» **PROBLEM**
Each entry that follows must be output without any deviation.
··········
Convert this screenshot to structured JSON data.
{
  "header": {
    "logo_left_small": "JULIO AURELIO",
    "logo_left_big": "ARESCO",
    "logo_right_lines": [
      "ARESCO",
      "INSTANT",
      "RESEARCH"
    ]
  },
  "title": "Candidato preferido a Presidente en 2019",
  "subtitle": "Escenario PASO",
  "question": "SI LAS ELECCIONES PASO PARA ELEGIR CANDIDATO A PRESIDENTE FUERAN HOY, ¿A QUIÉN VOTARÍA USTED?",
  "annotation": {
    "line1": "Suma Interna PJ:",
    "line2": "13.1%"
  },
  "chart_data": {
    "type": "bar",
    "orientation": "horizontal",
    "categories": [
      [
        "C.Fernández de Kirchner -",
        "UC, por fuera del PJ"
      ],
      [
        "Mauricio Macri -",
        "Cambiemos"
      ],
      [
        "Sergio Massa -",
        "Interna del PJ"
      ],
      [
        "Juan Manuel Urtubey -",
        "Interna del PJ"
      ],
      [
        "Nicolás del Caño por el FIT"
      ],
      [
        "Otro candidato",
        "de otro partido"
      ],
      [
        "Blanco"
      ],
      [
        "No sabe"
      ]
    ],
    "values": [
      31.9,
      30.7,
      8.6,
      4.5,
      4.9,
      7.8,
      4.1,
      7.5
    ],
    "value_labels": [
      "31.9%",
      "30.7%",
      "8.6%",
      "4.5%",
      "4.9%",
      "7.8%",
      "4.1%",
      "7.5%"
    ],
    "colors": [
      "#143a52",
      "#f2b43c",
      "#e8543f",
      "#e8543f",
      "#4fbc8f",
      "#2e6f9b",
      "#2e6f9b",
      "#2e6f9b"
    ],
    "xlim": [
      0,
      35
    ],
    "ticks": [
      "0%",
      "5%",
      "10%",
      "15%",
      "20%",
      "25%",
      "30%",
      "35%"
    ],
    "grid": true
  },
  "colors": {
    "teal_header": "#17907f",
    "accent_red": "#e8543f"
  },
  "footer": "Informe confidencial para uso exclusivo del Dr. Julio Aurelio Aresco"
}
··········
» **TASK ANSWER**
Convert this screenshot to structured JSON data.
{
  "header": {
    "logo_left_small": "JULIO AURELIO",
    "logo_left_big": "ARESCO",
    "logo_right_lines": [
      "ARESCO",
      "INSTANT",
      "RESEARCH"
    ]
  },
  "title": "Candidato preferido a Presidente en 2019",
  "subtitle": "Escenario PASO",
  "question": "SI LAS ELECCIONES PASO PARA ELEGIR CANDIDATO A PRESIDENTE FUERAN HOY, ¿A QUIÉN VOTARÍA USTED?",
  "annotation": {
    "line1": "Suma Interna PJ:",
    "line2": "13.1%"
  },
  "chart_data": {
    "type": "bar",
    "orientation": "horizontal",
    "categories": [
      [
        "C.Fernández de Kirchner -",
        "UC, por fuera del PJ"
      ],
      [
        "Mauricio Macri -",
        "Cambiemos"
      ],
      [
        "Sergio Massa -",
        "Interna del PJ"
      ],
      [
        "Juan Manuel Urtubey -",
        "Interna del PJ"
      ],
      [
        "Nicolás del Caño por el FIT"
      ],
      [
        "Otro candidato",
        "de otro partido"
      ],
      [
        "Blanco"
      ],
      [
        "No sabe"
      ]
    ],
    "values": [
      31.9,
      30.7,
      8.6,
      4.5,
      4.9,
      7.8,
      4.1,
      7.5
    ],
    "value_labels": [
      "31.9%",
      "30.7%",
      "8.6%",
      "4.5%",
      "4.9%",
      "7.8%",
      "4.1%",
      "7.5%"
    ],
    "colors": [
      "#143a52",
      "#f2b43c",
      "#e8543f",
      "#e8543f",
      "#4fbc8f",
      "#2e6f9b",
      "#2e6f9b",
      "#2e6f9b"
    ],
    "xlim": [
      0,
      35
    ],
    "ticks": [
      "0%",
      "5%",
      "10%",
      "15%",
      "20%",
      "25%",
      "30%",
      "35%"
    ],
    "grid": true
  },
  "colors": {
    "teal_header": "#17907f",
    "accent_red": "#e8543f"
  },
  "footer": "Informe confidencial para uso exclusivo del Dr. Julio Aurelio Aresco"
}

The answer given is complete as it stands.